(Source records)
_ _ _ _

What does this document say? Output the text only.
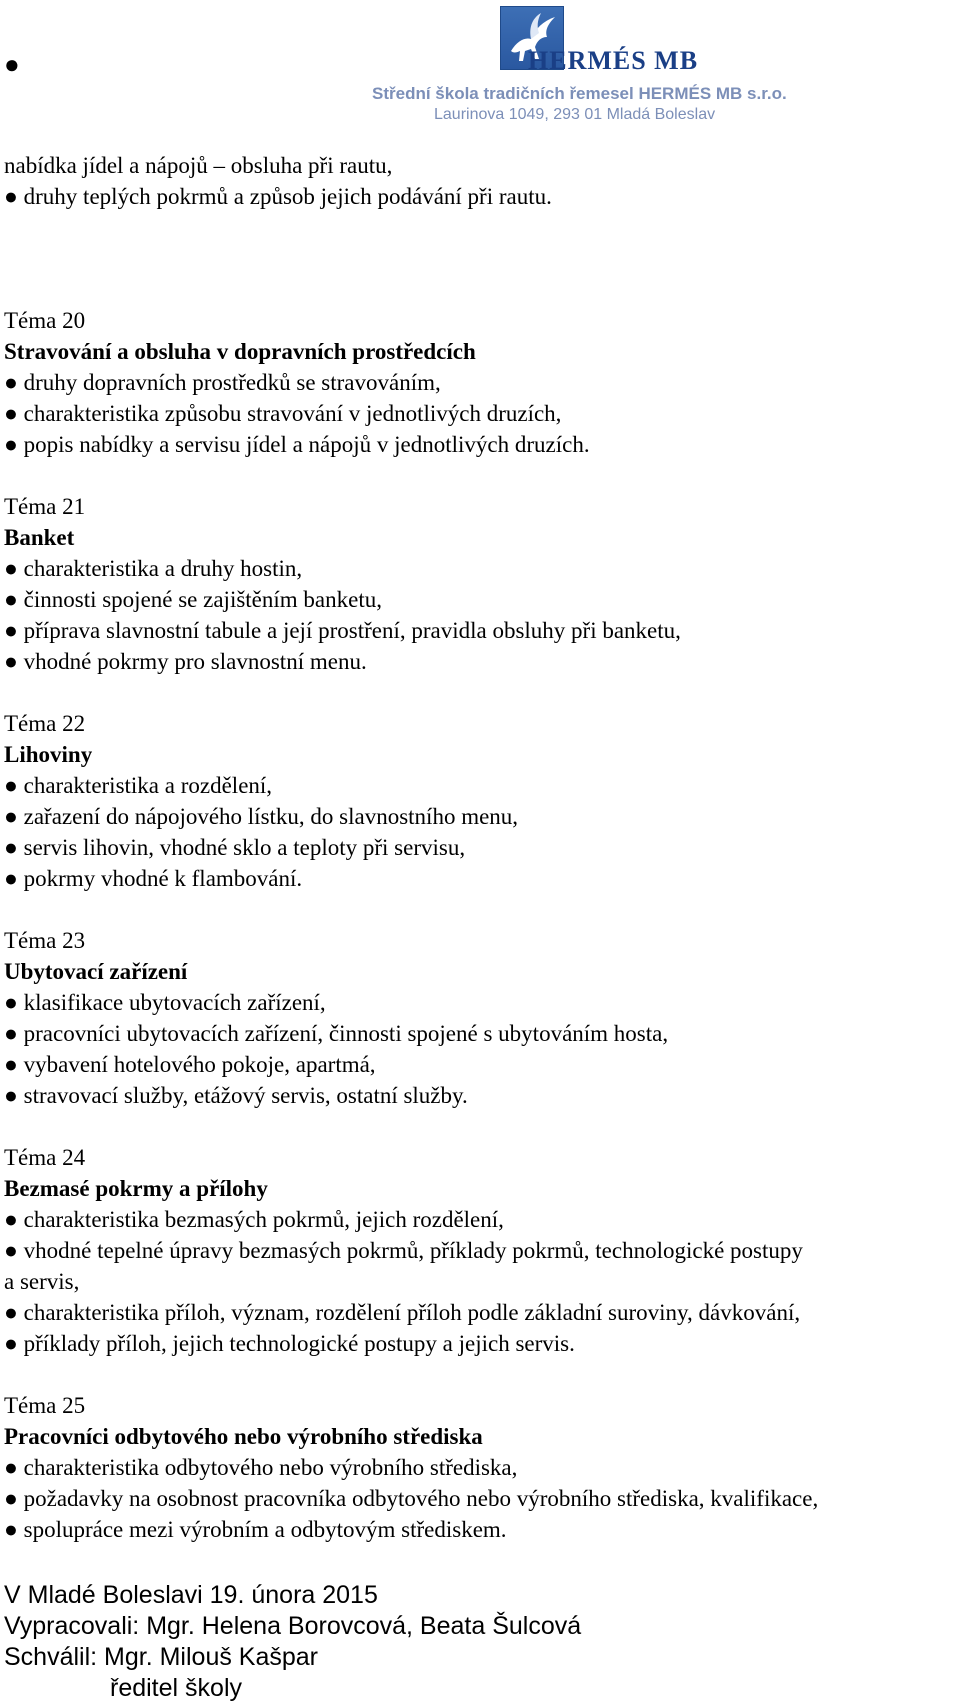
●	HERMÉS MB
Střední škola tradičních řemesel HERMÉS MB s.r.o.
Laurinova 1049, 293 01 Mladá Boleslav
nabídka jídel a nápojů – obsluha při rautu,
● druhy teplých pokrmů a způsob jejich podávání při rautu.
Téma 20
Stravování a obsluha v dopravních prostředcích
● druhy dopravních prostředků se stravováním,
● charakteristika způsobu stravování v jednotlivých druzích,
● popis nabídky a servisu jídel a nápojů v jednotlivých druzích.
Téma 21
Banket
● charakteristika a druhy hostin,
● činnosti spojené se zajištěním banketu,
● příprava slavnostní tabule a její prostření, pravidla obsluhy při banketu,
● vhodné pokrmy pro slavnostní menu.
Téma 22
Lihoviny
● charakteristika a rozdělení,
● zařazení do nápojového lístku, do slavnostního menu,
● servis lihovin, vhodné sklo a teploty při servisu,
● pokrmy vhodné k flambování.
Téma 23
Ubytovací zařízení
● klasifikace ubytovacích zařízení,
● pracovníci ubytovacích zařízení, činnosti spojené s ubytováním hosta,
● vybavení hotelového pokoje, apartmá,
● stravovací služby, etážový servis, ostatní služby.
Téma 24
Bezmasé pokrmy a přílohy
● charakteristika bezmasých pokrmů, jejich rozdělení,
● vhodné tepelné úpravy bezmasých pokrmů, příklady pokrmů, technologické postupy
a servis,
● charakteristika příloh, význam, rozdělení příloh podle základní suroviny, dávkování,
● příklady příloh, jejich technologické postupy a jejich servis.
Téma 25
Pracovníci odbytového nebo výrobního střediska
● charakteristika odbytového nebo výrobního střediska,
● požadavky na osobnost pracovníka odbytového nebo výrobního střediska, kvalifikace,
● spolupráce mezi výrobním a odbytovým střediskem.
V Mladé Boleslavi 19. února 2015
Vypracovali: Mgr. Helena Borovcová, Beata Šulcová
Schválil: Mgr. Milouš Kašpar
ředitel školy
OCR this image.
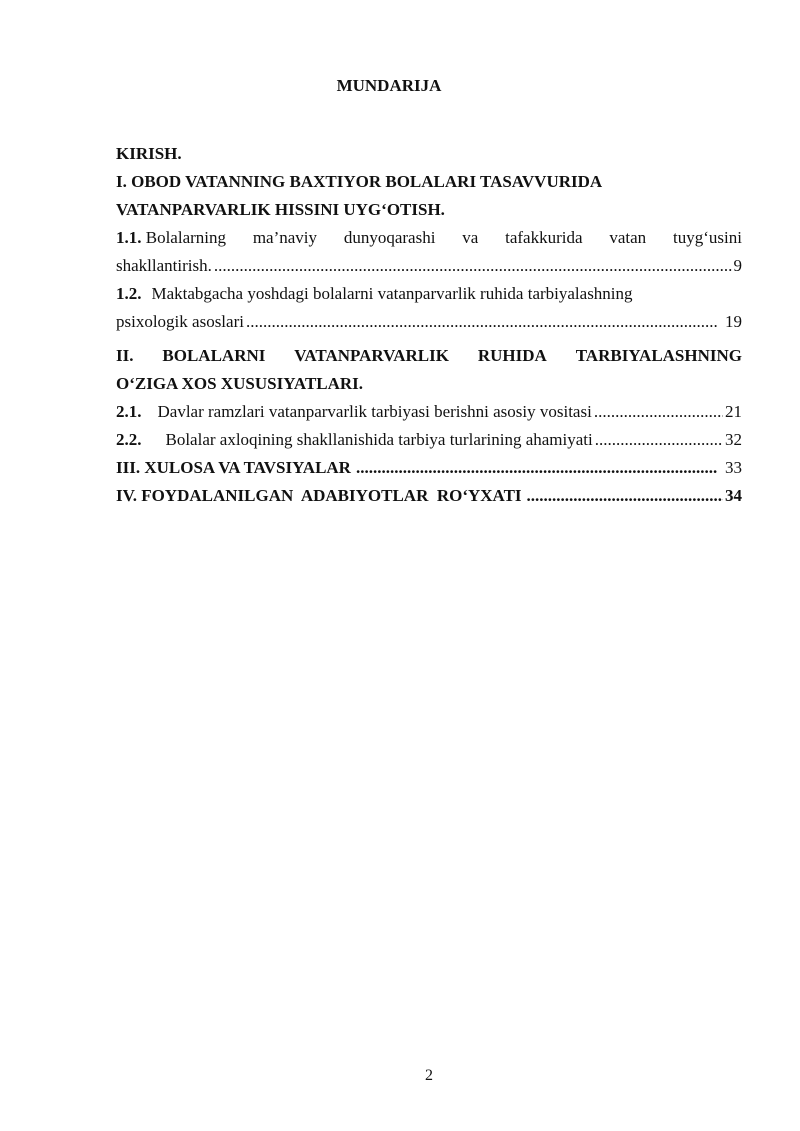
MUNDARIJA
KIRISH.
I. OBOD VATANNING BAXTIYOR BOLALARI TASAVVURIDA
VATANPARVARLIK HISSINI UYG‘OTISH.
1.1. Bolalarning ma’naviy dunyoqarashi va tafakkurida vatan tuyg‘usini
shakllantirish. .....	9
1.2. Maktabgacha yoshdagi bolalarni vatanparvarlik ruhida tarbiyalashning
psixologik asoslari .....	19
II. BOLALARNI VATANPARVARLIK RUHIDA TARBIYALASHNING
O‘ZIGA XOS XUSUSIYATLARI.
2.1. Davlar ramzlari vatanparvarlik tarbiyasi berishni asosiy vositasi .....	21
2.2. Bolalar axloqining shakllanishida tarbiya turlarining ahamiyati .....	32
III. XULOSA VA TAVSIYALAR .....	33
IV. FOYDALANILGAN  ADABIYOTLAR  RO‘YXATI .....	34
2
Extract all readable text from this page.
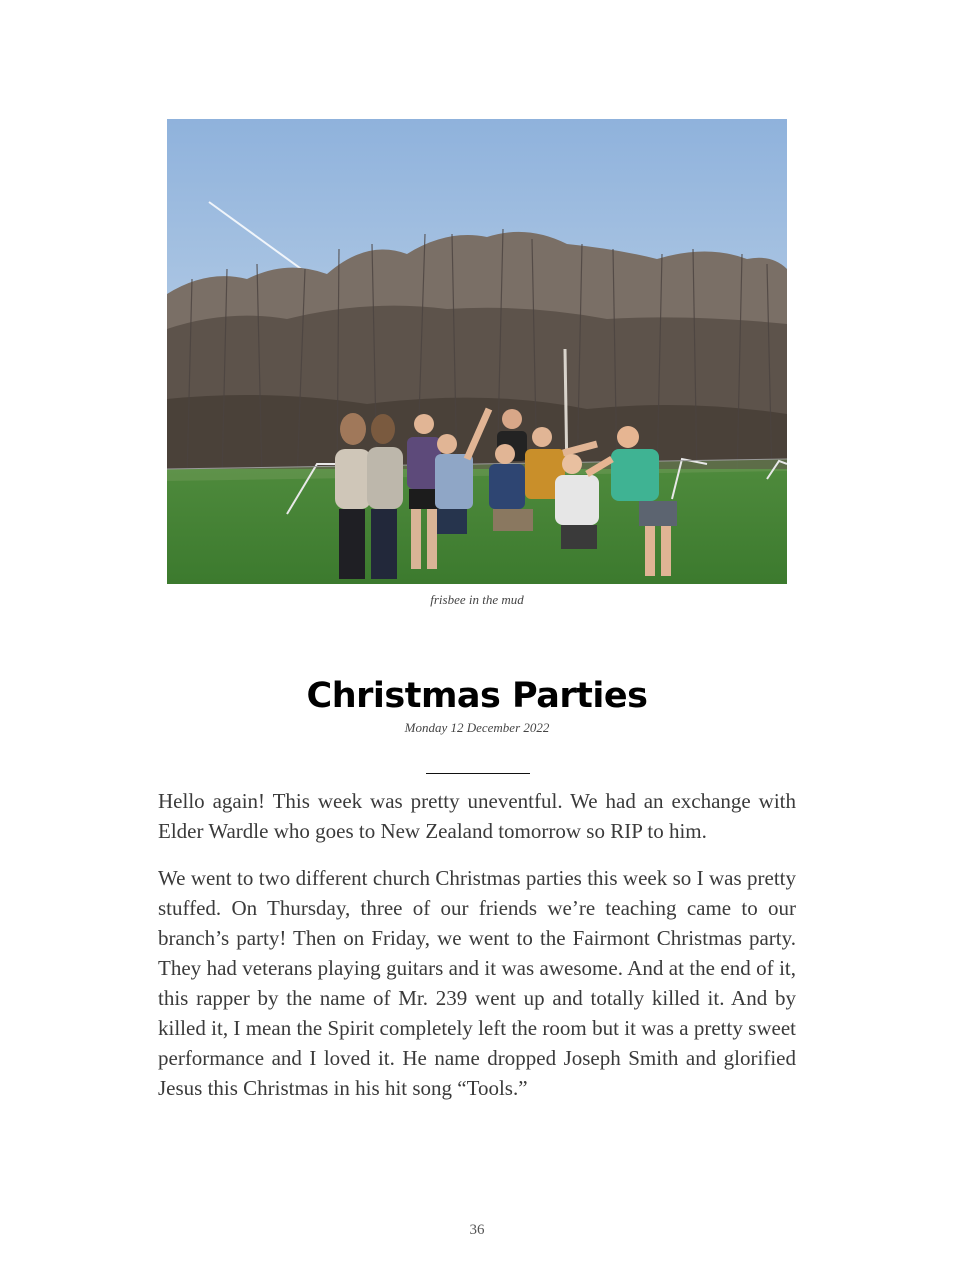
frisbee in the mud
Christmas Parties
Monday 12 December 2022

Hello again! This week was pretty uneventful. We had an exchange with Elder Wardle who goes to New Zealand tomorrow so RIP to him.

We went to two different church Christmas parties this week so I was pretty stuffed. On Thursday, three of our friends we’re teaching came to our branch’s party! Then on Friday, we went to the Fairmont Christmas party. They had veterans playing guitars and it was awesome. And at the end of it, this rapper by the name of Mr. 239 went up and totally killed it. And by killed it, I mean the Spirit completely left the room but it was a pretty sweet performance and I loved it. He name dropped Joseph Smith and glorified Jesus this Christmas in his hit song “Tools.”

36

_ _ _ _

* [Required task]:
Pictures don't belong in the copy. Restate all the entries exactly.

* [Complete response]:
What does this document say? Output the text only.
●	HERMÉS MB
Střední škola tradičních řemesel HERMÉS MB s.r.o.
Laurinova 1049, 293 01 Mladá Boleslav
nabídka jídel a nápojů – obsluha při rautu,
● druhy teplých pokrmů a způsob jejich podávání při rautu.
Téma 20
Stravování a obsluha v dopravních prostředcích
● druhy dopravních prostředků se stravováním,
● charakteristika způsobu stravování v jednotlivých druzích,
● popis nabídky a servisu jídel a nápojů v jednotlivých druzích.
Téma 21
Banket
● charakteristika a druhy hostin,
● činnosti spojené se zajištěním banketu,
● příprava slavnostní tabule a její prostření, pravidla obsluhy při banketu,
● vhodné pokrmy pro slavnostní menu.
Téma 22
Lihoviny
● charakteristika a rozdělení,
● zařazení do nápojového lístku, do slavnostního menu,
● servis lihovin, vhodné sklo a teploty při servisu,
● pokrmy vhodné k flambování.
Téma 23
Ubytovací zařízení
● klasifikace ubytovacích zařízení,
● pracovníci ubytovacích zařízení, činnosti spojené s ubytováním hosta,
● vybavení hotelového pokoje, apartmá,
● stravovací služby, etážový servis, ostatní služby.
Téma 24
Bezmasé pokrmy a přílohy
● charakteristika bezmasých pokrmů, jejich rozdělení,
● vhodné tepelné úpravy bezmasých pokrmů, příklady pokrmů, technologické postupy
a servis,
● charakteristika příloh, význam, rozdělení příloh podle základní suroviny, dávkování,
● příklady příloh, jejich technologické postupy a jejich servis.
Téma 25
Pracovníci odbytového nebo výrobního střediska
● charakteristika odbytového nebo výrobního střediska,
● požadavky na osobnost pracovníka odbytového nebo výrobního střediska, kvalifikace,
● spolupráce mezi výrobním a odbytovým střediskem.
V Mladé Boleslavi 19. února 2015
Vypracovali: Mgr. Helena Borovcová, Beata Šulcová
Schválil: Mgr. Milouš Kašpar
ředitel školy
OCR this image.
MUNDARIJA
KIRISH.
I. OBOD VATANNING BAXTIYOR BOLALARI TASAVVURIDA
VATANPARVARLIK HISSINI UYG‘OTISH.
1.1. Bolalarning ma’naviy dunyoqarashi va tafakkurida vatan tuyg‘usini
shakllantirish. .....	9
1.2. Maktabgacha yoshdagi bolalarni vatanparvarlik ruhida tarbiyalashning
psixologik asoslari .....	19
II. BOLALARNI VATANPARVARLIK RUHIDA TARBIYALASHNING
O‘ZIGA XOS XUSUSIYATLARI.
2.1. Davlar ramzlari vatanparvarlik tarbiyasi berishni asosiy vositasi .....	21
2.2. Bolalar axloqining shakllanishida tarbiya turlarining ahamiyati .....	32
III. XULOSA VA TAVSIYALAR .....	33
IV. FOYDALANILGAN  ADABIYOTLAR  RO‘YXATI .....	34
2
Extract all readable text from this page.
frisbee in the mud
Christmas Parties
Monday 12 December 2022

Hello again! This week was pretty uneventful. We had an exchange with Elder Wardle who goes to New Zealand tomorrow so RIP to him.

We went to two different church Christmas parties this week so I was pretty stuffed. On Thursday, three of our friends we’re teaching came to our branch’s party! Then on Friday, we went to the Fairmont Christmas party. They had veterans playing guitars and it was awesome. And at the end of it, this rapper by the name of Mr. 239 went up and totally killed it. And by killed it, I mean the Spirit completely left the room but it was a pretty sweet performance and I loved it. He name dropped Joseph Smith and glorified Jesus this Christmas in his hit song “Tools.”

36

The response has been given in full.